__INSTRUCTIONS FOR THE TASK__: Extract all data as written.

__Source data__:
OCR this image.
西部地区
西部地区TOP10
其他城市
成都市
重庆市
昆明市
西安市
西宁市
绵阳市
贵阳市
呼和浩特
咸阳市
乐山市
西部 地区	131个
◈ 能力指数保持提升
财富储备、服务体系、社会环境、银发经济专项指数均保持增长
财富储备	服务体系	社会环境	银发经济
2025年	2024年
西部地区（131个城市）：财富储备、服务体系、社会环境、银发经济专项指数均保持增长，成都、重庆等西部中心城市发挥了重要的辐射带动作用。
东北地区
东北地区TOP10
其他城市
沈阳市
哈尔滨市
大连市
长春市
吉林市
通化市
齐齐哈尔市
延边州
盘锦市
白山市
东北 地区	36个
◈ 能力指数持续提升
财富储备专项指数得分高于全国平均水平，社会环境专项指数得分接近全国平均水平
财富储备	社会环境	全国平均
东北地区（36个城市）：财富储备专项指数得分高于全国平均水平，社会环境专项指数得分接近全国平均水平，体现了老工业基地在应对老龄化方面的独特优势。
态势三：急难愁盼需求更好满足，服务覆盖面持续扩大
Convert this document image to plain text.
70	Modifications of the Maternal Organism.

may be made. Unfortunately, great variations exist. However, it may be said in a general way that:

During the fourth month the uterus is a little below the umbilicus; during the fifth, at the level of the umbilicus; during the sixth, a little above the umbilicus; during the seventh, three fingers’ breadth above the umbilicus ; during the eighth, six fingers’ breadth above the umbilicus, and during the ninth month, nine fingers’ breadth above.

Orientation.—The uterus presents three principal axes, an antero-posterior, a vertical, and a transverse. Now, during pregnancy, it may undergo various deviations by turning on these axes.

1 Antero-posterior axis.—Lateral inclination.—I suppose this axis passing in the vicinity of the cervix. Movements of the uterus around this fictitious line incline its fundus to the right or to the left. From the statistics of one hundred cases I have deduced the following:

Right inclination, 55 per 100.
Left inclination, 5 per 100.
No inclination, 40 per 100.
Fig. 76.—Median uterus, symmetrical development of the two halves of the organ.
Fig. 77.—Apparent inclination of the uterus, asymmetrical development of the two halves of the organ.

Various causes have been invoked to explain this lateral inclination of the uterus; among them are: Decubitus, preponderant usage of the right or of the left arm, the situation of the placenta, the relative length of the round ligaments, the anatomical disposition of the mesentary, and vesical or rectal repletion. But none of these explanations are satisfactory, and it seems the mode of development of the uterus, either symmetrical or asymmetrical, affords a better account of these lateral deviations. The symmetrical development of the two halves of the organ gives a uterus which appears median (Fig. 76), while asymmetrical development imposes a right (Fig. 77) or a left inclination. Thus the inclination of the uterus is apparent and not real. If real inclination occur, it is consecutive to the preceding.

__RESULT OF THIS EXERCISE__:
OCR this image.
西部地区
西部地区TOP10
其他城市
成都市
重庆市
昆明市
西安市
西宁市
绵阳市
贵阳市
呼和浩特
咸阳市
乐山市
西部 地区	131个
◈ 能力指数保持提升
财富储备、服务体系、社会环境、银发经济专项指数均保持增长
财富储备	服务体系	社会环境	银发经济
2025年	2024年
西部地区（131个城市）：财富储备、服务体系、社会环境、银发经济专项指数均保持增长，成都、重庆等西部中心城市发挥了重要的辐射带动作用。
东北地区
东北地区TOP10
其他城市
沈阳市
哈尔滨市
大连市
长春市
吉林市
通化市
齐齐哈尔市
延边州
盘锦市
白山市
东北 地区	36个
◈ 能力指数持续提升
财富储备专项指数得分高于全国平均水平，社会环境专项指数得分接近全国平均水平
财富储备	社会环境	全国平均
东北地区（36个城市）：财富储备专项指数得分高于全国平均水平，社会环境专项指数得分接近全国平均水平，体现了老工业基地在应对老龄化方面的独特优势。
态势三：急难愁盼需求更好满足，服务覆盖面持续扩大
Convert this document image to plain text.
70	Modifications of the Maternal Organism.

may be made. Unfortunately, great variations exist. However, it may be said in a general way that:

During the fourth month the uterus is a little below the umbilicus; during the fifth, at the level of the umbilicus; during the sixth, a little above the umbilicus; during the seventh, three fingers’ breadth above the umbilicus ; during the eighth, six fingers’ breadth above the umbilicus, and during the ninth month, nine fingers’ breadth above.

Orientation.—The uterus presents three principal axes, an antero-posterior, a vertical, and a transverse. Now, during pregnancy, it may undergo various deviations by turning on these axes.

1 Antero-posterior axis.—Lateral inclination.—I suppose this axis passing in the vicinity of the cervix. Movements of the uterus around this fictitious line incline its fundus to the right or to the left. From the statistics of one hundred cases I have deduced the following:

Right inclination, 55 per 100.
Left inclination, 5 per 100.
No inclination, 40 per 100.
Fig. 76.—Median uterus, symmetrical development of the two halves of the organ.
Fig. 77.—Apparent inclination of the uterus, asymmetrical development of the two halves of the organ.

Various causes have been invoked to explain this lateral inclination of the uterus; among them are: Decubitus, preponderant usage of the right or of the left arm, the situation of the placenta, the relative length of the round ligaments, the anatomical disposition of the mesentary, and vesical or rectal repletion. But none of these explanations are satisfactory, and it seems the mode of development of the uterus, either symmetrical or asymmetrical, affords a better account of these lateral deviations. The symmetrical development of the two halves of the organ gives a uterus which appears median (Fig. 76), while asymmetrical development imposes a right (Fig. 77) or a left inclination. Thus the inclination of the uterus is apparent and not real. If real inclination occur, it is consecutive to the preceding.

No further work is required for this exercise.